◆ Entries supplied:
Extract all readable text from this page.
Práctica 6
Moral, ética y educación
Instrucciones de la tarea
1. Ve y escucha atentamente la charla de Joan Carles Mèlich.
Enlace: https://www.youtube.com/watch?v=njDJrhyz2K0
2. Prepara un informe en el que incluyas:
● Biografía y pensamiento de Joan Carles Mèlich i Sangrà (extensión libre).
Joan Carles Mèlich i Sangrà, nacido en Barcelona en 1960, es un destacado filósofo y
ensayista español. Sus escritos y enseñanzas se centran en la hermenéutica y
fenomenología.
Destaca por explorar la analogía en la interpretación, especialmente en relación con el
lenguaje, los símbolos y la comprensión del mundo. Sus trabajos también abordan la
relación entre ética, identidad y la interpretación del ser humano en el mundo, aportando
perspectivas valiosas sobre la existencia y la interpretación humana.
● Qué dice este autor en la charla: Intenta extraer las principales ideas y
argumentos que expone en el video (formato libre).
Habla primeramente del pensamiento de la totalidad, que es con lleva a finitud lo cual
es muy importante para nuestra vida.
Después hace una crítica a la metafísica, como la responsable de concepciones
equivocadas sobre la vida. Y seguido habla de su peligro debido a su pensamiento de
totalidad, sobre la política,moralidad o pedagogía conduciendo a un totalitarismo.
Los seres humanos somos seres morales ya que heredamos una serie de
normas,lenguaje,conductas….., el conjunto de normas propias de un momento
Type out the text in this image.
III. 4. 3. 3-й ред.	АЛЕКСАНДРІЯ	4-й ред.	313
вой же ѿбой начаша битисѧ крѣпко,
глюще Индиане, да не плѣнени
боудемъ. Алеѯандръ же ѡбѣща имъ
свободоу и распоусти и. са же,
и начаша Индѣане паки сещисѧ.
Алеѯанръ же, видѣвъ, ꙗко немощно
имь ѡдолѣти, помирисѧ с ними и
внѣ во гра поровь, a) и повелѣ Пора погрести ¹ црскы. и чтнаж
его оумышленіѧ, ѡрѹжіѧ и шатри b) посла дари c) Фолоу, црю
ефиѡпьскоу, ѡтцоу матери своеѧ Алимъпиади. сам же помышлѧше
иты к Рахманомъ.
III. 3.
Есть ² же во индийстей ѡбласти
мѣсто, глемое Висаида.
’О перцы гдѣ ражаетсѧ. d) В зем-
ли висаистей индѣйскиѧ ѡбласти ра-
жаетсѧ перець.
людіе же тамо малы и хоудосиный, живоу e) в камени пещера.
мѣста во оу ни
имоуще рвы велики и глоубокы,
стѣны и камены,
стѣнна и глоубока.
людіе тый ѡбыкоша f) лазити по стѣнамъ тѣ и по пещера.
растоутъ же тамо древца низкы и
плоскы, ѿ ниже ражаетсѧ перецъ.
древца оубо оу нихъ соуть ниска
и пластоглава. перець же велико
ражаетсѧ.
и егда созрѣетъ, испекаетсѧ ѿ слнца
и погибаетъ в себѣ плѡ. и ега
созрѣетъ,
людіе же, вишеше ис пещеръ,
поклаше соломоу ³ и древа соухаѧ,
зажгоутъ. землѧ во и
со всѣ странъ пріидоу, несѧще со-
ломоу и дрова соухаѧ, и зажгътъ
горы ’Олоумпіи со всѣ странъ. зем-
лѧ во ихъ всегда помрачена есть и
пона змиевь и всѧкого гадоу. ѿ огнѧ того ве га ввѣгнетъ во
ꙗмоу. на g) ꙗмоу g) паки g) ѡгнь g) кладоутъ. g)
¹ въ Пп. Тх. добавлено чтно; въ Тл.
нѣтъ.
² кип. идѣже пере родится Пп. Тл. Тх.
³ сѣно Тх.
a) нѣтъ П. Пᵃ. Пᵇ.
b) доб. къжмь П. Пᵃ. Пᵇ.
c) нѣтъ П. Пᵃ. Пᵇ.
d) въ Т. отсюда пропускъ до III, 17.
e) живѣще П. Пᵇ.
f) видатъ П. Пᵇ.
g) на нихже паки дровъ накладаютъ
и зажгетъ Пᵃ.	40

◆ Challenge: Filter the listing above for the string "древца" and copy every matching line.

◆ Task output:
растоутъ же тамо древца низкы и
древца оубо оу нихъ соуть ниска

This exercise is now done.